## Collected data entries:
* * *

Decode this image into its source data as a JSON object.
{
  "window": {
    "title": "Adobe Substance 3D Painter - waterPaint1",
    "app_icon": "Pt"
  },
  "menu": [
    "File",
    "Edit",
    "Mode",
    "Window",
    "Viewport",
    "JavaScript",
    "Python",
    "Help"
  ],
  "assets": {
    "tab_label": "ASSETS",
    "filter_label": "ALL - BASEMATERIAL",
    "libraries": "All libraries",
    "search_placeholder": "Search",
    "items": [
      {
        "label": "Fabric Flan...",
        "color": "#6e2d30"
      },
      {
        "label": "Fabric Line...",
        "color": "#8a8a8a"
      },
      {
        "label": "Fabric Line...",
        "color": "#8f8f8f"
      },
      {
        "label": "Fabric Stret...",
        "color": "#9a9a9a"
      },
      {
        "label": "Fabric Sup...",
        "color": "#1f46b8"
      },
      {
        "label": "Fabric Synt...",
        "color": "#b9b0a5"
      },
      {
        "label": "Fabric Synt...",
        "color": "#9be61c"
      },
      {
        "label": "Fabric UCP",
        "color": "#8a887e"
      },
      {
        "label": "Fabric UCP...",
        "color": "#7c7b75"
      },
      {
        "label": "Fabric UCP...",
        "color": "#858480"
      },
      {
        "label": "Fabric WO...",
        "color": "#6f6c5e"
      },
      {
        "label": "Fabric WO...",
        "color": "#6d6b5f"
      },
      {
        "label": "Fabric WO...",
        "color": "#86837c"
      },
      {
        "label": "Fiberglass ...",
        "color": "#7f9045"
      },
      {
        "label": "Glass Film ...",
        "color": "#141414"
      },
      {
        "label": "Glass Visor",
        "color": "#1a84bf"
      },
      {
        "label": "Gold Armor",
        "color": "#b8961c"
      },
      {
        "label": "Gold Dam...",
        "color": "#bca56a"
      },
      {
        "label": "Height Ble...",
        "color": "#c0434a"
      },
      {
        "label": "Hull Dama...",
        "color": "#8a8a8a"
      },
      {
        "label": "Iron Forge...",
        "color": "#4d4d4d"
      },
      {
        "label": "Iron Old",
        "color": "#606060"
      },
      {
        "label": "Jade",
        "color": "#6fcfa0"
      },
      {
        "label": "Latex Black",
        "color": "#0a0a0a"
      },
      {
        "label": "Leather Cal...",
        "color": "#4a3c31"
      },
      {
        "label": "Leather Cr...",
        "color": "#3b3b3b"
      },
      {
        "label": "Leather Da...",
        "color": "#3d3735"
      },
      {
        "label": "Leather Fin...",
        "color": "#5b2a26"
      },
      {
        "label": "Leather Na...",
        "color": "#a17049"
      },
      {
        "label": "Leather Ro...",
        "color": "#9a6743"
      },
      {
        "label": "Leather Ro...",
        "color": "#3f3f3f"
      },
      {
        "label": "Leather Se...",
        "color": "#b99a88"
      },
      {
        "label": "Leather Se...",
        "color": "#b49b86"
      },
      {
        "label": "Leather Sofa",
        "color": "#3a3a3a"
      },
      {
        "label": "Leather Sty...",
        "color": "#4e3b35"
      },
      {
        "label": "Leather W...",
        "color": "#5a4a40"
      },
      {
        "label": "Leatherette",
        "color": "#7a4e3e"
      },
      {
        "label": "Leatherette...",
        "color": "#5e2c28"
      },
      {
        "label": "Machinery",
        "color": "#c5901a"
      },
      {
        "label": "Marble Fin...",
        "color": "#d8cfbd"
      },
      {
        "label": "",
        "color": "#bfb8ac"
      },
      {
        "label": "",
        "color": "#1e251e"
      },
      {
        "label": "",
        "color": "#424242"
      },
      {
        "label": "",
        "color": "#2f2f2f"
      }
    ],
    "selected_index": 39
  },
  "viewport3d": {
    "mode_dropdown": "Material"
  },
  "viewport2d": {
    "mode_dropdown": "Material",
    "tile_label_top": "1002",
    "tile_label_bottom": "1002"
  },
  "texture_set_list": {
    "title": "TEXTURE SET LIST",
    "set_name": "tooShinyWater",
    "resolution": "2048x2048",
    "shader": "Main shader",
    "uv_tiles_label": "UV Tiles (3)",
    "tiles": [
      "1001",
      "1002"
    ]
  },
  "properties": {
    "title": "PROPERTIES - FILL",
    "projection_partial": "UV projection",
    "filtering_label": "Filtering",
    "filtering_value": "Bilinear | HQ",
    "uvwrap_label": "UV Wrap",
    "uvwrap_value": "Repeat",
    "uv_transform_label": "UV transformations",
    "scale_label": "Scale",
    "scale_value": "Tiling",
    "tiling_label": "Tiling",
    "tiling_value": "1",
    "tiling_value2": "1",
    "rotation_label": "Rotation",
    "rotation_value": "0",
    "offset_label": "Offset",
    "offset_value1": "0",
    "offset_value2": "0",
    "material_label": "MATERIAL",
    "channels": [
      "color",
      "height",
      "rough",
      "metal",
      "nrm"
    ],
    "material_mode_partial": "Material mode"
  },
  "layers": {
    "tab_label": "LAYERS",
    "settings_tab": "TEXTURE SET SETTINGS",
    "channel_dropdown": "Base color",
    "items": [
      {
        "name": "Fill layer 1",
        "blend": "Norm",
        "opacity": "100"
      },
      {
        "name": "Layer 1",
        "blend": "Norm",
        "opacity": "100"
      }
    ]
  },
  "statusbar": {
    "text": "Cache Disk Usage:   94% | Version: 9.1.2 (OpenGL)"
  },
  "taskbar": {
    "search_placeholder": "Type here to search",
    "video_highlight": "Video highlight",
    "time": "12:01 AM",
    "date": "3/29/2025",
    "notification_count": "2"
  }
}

* * *

## WHAT IS REQUIRED:
Output each record exactly, leaving nothing out.

## TASK RESULT:
Decode this image into its source data as a JSON object.
{
  "window": {
    "title": "Adobe Substance 3D Painter - waterPaint1",
    "app_icon": "Pt"
  },
  "menu": [
    "File",
    "Edit",
    "Mode",
    "Window",
    "Viewport",
    "JavaScript",
    "Python",
    "Help"
  ],
  "assets": {
    "tab_label": "ASSETS",
    "filter_label": "ALL - BASEMATERIAL",
    "libraries": "All libraries",
    "search_placeholder": "Search",
    "items": [
      {
        "label": "Fabric Flan...",
        "color": "#6e2d30"
      },
      {
        "label": "Fabric Line...",
        "color": "#8a8a8a"
      },
      {
        "label": "Fabric Line...",
        "color": "#8f8f8f"
      },
      {
        "label": "Fabric Stret...",
        "color": "#9a9a9a"
      },
      {
        "label": "Fabric Sup...",
        "color": "#1f46b8"
      },
      {
        "label": "Fabric Synt...",
        "color": "#b9b0a5"
      },
      {
        "label": "Fabric Synt...",
        "color": "#9be61c"
      },
      {
        "label": "Fabric UCP",
        "color": "#8a887e"
      },
      {
        "label": "Fabric UCP...",
        "color": "#7c7b75"
      },
      {
        "label": "Fabric UCP...",
        "color": "#858480"
      },
      {
        "label": "Fabric WO...",
        "color": "#6f6c5e"
      },
      {
        "label": "Fabric WO...",
        "color": "#6d6b5f"
      },
      {
        "label": "Fabric WO...",
        "color": "#86837c"
      },
      {
        "label": "Fiberglass ...",
        "color": "#7f9045"
      },
      {
        "label": "Glass Film ...",
        "color": "#141414"
      },
      {
        "label": "Glass Visor",
        "color": "#1a84bf"
      },
      {
        "label": "Gold Armor",
        "color": "#b8961c"
      },
      {
        "label": "Gold Dam...",
        "color": "#bca56a"
      },
      {
        "label": "Height Ble...",
        "color": "#c0434a"
      },
      {
        "label": "Hull Dama...",
        "color": "#8a8a8a"
      },
      {
        "label": "Iron Forge...",
        "color": "#4d4d4d"
      },
      {
        "label": "Iron Old",
        "color": "#606060"
      },
      {
        "label": "Jade",
        "color": "#6fcfa0"
      },
      {
        "label": "Latex Black",
        "color": "#0a0a0a"
      },
      {
        "label": "Leather Cal...",
        "color": "#4a3c31"
      },
      {
        "label": "Leather Cr...",
        "color": "#3b3b3b"
      },
      {
        "label": "Leather Da...",
        "color": "#3d3735"
      },
      {
        "label": "Leather Fin...",
        "color": "#5b2a26"
      },
      {
        "label": "Leather Na...",
        "color": "#a17049"
      },
      {
        "label": "Leather Ro...",
        "color": "#9a6743"
      },
      {
        "label": "Leather Ro...",
        "color": "#3f3f3f"
      },
      {
        "label": "Leather Se...",
        "color": "#b99a88"
      },
      {
        "label": "Leather Se...",
        "color": "#b49b86"
      },
      {
        "label": "Leather Sofa",
        "color": "#3a3a3a"
      },
      {
        "label": "Leather Sty...",
        "color": "#4e3b35"
      },
      {
        "label": "Leather W...",
        "color": "#5a4a40"
      },
      {
        "label": "Leatherette",
        "color": "#7a4e3e"
      },
      {
        "label": "Leatherette...",
        "color": "#5e2c28"
      },
      {
        "label": "Machinery",
        "color": "#c5901a"
      },
      {
        "label": "Marble Fin...",
        "color": "#d8cfbd"
      },
      {
        "label": "",
        "color": "#bfb8ac"
      },
      {
        "label": "",
        "color": "#1e251e"
      },
      {
        "label": "",
        "color": "#424242"
      },
      {
        "label": "",
        "color": "#2f2f2f"
      }
    ],
    "selected_index": 39
  },
  "viewport3d": {
    "mode_dropdown": "Material"
  },
  "viewport2d": {
    "mode_dropdown": "Material",
    "tile_label_top": "1002",
    "tile_label_bottom": "1002"
  },
  "texture_set_list": {
    "title": "TEXTURE SET LIST",
    "set_name": "tooShinyWater",
    "resolution": "2048x2048",
    "shader": "Main shader",
    "uv_tiles_label": "UV Tiles (3)",
    "tiles": [
      "1001",
      "1002"
    ]
  },
  "properties": {
    "title": "PROPERTIES - FILL",
    "projection_partial": "UV projection",
    "filtering_label": "Filtering",
    "filtering_value": "Bilinear | HQ",
    "uvwrap_label": "UV Wrap",
    "uvwrap_value": "Repeat",
    "uv_transform_label": "UV transformations",
    "scale_label": "Scale",
    "scale_value": "Tiling",
    "tiling_label": "Tiling",
    "tiling_value": "1",
    "tiling_value2": "1",
    "rotation_label": "Rotation",
    "rotation_value": "0",
    "offset_label": "Offset",
    "offset_value1": "0",
    "offset_value2": "0",
    "material_label": "MATERIAL",
    "channels": [
      "color",
      "height",
      "rough",
      "metal",
      "nrm"
    ],
    "material_mode_partial": "Material mode"
  },
  "layers": {
    "tab_label": "LAYERS",
    "settings_tab": "TEXTURE SET SETTINGS",
    "channel_dropdown": "Base color",
    "items": [
      {
        "name": "Fill layer 1",
        "blend": "Norm",
        "opacity": "100"
      },
      {
        "name": "Layer 1",
        "blend": "Norm",
        "opacity": "100"
      }
    ]
  },
  "statusbar": {
    "text": "Cache Disk Usage:   94% | Version: 9.1.2 (OpenGL)"
  },
  "taskbar": {
    "search_placeholder": "Type here to search",
    "video_highlight": "Video highlight",
    "time": "12:01 AM",
    "date": "3/29/2025",
    "notification_count": "2"
  }
}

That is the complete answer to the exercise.